- **Exercise brief**
Wherever a line below holds the word "Reverse", copy that line.
++++ Data supplied
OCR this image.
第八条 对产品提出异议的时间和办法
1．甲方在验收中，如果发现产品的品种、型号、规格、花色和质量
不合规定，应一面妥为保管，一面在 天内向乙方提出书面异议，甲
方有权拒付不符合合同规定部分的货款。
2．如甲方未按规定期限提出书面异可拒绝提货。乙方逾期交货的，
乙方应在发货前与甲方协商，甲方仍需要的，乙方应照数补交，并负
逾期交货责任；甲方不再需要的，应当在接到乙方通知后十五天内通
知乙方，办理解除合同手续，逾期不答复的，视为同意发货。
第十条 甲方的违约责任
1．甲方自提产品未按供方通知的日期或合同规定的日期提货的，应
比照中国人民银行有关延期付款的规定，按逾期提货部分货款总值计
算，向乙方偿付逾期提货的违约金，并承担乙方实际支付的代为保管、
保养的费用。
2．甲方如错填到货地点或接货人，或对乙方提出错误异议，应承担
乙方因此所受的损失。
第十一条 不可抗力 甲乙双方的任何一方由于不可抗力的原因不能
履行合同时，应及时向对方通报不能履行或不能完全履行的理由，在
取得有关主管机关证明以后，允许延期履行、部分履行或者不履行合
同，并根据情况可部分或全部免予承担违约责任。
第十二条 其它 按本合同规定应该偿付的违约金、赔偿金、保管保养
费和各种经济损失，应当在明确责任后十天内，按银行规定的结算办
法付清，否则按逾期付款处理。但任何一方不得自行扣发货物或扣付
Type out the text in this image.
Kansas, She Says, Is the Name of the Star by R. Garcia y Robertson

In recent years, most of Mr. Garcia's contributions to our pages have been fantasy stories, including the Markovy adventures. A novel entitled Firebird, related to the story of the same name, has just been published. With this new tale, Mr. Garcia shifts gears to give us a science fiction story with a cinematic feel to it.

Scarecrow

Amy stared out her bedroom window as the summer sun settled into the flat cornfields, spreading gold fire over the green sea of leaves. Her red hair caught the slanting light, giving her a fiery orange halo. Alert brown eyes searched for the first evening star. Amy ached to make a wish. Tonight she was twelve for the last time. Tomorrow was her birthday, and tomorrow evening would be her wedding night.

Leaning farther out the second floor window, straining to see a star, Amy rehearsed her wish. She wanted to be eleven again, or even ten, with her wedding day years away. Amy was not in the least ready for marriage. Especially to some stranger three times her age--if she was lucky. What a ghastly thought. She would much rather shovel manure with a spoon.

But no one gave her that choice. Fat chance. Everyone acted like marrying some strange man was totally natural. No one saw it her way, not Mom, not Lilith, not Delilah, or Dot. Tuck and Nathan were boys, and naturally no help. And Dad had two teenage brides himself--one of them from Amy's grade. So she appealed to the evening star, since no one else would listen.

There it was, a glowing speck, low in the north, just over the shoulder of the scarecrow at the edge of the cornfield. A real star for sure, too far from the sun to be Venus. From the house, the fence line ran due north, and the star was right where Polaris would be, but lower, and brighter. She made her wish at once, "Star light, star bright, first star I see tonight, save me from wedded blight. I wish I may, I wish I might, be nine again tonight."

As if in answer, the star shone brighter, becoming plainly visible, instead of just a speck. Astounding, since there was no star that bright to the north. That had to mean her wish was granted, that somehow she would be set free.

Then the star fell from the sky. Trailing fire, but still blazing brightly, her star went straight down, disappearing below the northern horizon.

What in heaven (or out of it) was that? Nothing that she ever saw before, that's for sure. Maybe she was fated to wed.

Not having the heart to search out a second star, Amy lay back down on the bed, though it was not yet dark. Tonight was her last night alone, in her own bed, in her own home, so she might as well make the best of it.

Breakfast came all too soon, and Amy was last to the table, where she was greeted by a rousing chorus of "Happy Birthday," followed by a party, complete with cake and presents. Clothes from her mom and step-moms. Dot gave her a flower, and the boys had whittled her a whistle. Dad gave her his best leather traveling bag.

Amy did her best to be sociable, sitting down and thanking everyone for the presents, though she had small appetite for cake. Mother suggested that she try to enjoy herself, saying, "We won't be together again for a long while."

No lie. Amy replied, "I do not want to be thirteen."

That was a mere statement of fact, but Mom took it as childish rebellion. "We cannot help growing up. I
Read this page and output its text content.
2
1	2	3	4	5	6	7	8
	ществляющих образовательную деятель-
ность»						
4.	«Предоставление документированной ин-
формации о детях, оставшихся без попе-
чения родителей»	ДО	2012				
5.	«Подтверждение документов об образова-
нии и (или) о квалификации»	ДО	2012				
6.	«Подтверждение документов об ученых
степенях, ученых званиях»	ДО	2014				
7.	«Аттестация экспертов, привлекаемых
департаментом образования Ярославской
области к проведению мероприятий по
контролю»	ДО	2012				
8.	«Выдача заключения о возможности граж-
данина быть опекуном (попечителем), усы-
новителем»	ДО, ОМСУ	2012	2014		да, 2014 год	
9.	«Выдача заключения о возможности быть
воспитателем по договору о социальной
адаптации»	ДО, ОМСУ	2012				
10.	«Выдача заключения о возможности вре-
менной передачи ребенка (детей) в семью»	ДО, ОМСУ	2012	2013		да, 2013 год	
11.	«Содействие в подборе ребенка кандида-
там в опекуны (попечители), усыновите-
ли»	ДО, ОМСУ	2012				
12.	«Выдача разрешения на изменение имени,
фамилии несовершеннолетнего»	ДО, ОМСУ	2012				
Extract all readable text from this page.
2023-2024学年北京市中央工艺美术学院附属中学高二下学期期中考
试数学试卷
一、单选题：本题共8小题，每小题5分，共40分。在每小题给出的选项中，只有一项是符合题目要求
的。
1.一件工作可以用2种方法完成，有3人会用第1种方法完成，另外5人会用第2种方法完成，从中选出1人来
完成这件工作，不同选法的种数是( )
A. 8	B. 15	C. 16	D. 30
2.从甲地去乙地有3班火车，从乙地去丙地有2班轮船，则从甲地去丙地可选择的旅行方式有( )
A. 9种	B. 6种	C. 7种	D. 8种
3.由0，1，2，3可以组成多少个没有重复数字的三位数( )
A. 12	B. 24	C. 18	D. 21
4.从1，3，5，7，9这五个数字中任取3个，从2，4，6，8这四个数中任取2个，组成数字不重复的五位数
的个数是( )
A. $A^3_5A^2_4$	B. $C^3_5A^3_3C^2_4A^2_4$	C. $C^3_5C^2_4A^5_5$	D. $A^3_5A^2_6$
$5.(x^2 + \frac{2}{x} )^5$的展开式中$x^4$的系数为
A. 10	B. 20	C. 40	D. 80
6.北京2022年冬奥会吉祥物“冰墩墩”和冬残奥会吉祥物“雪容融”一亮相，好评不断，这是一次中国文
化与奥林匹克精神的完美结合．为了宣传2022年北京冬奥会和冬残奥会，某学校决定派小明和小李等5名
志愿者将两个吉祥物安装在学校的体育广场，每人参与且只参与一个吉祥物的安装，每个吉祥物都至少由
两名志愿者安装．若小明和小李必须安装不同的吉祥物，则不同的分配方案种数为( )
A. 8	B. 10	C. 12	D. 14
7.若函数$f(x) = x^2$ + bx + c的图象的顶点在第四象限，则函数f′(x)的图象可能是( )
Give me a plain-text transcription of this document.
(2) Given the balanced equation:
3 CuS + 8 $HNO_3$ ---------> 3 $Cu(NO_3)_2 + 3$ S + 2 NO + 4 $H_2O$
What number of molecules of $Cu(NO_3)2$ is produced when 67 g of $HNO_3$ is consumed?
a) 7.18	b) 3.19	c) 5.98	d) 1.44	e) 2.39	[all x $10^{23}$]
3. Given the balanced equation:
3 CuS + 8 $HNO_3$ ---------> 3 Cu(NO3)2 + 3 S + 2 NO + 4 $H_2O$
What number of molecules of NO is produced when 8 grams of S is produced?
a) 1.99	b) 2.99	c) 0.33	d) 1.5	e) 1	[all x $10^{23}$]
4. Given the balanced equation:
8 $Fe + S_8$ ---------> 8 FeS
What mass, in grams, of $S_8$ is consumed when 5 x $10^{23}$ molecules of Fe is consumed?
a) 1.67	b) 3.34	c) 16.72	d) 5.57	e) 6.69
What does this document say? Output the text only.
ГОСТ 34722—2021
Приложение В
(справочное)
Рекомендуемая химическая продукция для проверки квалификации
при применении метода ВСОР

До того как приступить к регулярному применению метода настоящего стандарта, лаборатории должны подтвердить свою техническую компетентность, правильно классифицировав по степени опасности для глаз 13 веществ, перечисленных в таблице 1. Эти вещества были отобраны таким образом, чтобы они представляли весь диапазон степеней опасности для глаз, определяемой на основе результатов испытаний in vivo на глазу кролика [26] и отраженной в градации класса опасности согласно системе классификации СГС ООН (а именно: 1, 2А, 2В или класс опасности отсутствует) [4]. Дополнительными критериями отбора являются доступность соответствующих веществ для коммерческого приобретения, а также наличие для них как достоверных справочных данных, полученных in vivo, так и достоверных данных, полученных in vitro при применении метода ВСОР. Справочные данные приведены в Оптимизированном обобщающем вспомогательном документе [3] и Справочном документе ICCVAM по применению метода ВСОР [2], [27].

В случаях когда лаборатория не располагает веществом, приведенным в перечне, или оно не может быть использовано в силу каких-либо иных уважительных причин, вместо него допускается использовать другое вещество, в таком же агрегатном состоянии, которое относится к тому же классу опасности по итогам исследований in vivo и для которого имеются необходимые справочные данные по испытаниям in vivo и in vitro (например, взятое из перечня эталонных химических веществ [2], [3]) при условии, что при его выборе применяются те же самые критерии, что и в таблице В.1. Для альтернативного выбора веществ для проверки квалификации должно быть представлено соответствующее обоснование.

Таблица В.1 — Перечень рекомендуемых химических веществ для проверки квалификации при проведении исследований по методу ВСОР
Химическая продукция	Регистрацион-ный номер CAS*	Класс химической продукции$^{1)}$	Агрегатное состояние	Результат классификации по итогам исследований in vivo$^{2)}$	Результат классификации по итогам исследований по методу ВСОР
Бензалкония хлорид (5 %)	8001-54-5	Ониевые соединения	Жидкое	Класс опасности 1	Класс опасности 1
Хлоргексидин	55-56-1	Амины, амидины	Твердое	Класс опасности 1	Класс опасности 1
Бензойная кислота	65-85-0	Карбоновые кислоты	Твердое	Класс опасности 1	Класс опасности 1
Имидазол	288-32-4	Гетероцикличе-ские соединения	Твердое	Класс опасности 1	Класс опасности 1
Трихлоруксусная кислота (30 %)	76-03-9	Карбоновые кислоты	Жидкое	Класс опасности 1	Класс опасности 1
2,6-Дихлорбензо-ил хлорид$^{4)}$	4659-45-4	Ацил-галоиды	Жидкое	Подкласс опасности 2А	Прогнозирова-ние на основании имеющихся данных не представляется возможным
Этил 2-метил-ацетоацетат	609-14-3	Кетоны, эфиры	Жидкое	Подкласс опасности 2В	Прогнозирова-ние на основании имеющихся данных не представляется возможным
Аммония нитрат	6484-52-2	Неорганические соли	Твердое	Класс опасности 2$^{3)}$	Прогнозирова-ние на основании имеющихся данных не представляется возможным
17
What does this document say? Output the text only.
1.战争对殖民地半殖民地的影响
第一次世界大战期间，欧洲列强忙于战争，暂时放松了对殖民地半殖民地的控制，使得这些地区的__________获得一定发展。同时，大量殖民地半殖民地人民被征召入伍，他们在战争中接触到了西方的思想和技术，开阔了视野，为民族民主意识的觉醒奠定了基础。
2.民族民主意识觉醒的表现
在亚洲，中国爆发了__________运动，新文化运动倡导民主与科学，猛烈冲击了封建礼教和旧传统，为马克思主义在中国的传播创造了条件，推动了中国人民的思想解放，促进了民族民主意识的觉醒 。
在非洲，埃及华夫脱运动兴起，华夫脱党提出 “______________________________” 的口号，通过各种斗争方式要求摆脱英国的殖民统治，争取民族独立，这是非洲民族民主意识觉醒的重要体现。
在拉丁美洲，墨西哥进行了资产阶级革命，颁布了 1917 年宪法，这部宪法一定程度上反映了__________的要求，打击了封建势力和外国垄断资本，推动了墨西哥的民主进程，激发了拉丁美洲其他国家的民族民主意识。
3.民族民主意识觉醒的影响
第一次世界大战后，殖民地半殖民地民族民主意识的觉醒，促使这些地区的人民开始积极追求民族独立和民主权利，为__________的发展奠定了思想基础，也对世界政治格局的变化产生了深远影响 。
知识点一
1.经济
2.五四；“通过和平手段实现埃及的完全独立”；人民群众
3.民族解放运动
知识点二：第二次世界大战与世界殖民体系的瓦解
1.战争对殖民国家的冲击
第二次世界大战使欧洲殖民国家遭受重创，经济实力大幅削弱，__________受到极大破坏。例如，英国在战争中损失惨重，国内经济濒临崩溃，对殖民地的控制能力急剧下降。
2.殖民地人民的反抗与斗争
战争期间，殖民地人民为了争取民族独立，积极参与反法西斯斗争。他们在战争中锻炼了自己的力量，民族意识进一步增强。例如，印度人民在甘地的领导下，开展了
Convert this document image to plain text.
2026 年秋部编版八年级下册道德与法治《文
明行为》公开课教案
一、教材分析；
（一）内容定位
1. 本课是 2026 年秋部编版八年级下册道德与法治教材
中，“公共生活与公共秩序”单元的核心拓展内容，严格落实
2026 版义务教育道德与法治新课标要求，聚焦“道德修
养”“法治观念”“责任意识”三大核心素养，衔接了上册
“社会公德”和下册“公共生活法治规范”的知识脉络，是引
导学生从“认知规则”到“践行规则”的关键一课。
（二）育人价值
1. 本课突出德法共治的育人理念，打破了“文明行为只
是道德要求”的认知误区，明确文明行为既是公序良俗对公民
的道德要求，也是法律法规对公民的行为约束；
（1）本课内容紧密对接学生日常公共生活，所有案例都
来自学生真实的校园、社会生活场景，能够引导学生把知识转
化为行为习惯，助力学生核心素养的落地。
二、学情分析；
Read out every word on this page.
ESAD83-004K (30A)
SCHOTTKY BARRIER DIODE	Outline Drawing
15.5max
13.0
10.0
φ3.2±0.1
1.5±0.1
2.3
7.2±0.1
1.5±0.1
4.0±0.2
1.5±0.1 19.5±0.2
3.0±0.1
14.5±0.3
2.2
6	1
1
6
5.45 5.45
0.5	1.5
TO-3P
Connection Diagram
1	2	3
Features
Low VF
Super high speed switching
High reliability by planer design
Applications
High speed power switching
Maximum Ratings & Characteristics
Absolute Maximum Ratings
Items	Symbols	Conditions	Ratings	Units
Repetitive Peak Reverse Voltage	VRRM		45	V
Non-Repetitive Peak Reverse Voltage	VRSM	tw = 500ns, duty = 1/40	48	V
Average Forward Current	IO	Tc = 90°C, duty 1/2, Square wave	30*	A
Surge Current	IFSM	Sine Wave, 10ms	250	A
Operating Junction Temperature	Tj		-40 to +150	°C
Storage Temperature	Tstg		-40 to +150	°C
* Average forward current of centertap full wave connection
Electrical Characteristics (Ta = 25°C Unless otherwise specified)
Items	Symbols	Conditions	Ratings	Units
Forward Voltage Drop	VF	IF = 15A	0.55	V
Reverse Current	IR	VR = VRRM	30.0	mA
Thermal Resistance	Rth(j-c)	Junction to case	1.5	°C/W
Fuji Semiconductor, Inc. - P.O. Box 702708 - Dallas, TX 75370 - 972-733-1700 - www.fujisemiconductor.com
++++++++
- **The reply**
Repetitive Peak Reverse Voltage	VRRM		45	V
Non-Repetitive Peak Reverse Voltage	VRSM	tw = 500ns, duty = 1/40	48	V
Reverse Current	IR	VR = VRRM	30.0	mA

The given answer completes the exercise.